Stored entries:
╔══

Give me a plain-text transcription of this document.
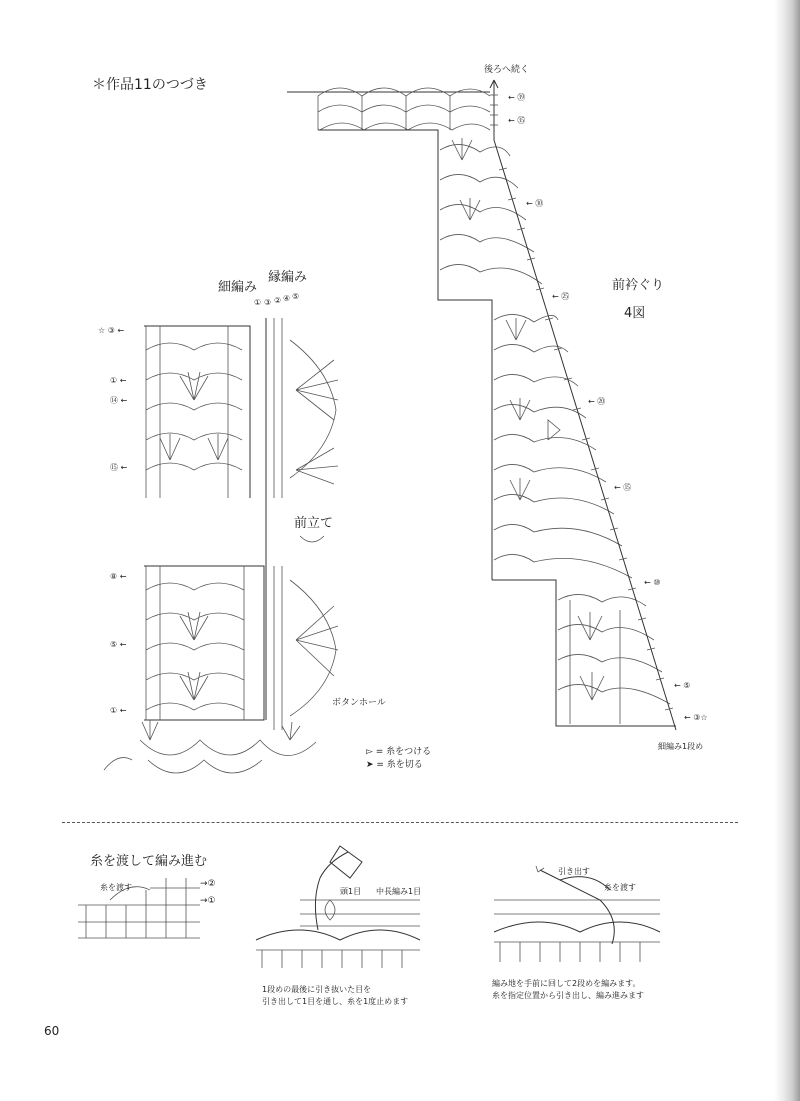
＊作品11のつづき
後ろへ続く
← ㊴
← ㉟
← ㉚
← ㉕
← ⑳
← ⑮
← ⑩
← ⑤
← ③☆
細編み1段め
前衿ぐり
4図
細編み
縁編み
① ③ ② ④ ⑤
☆ ③ ←
① ←
⑭ ←
⑮ ←
⑧ ←
⑤ ←
① ←
前立て
ボタンホール
▻ = 糸をつける
➤ = 糸を切る
糸を渡して編み進む
糸を渡す	→②
→①
頭1目 中長編み1目
1段めの最後に引き抜いた目を
引き出して1目を通し、糸を1度止めます
引き出す
糸を渡す
編み地を手前に回して2段めを編みます。
糸を指定位置から引き出し、編み進みます
60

╚══

Reproduce the full listing above verbatim, with no pictures included.

» **SOLUTION TO THIS PROBLEM**
Give me a plain-text transcription of this document.
＊作品11のつづき
後ろへ続く
← ㊴
← ㉟
← ㉚
← ㉕
← ⑳
← ⑮
← ⑩
← ⑤
← ③☆
細編み1段め
前衿ぐり
4図
細編み
縁編み
① ③ ② ④ ⑤
☆ ③ ←
① ←
⑭ ←
⑮ ←
⑧ ←
⑤ ←
① ←
前立て
ボタンホール
▻ = 糸をつける
➤ = 糸を切る
糸を渡して編み進む
糸を渡す	→②
→①
頭1目 中長編み1目
1段めの最後に引き抜いた目を
引き出して1目を通し、糸を1度止めます
引き出す
糸を渡す
編み地を手前に回して2段めを編みます。
糸を指定位置から引き出し、編み進みます
60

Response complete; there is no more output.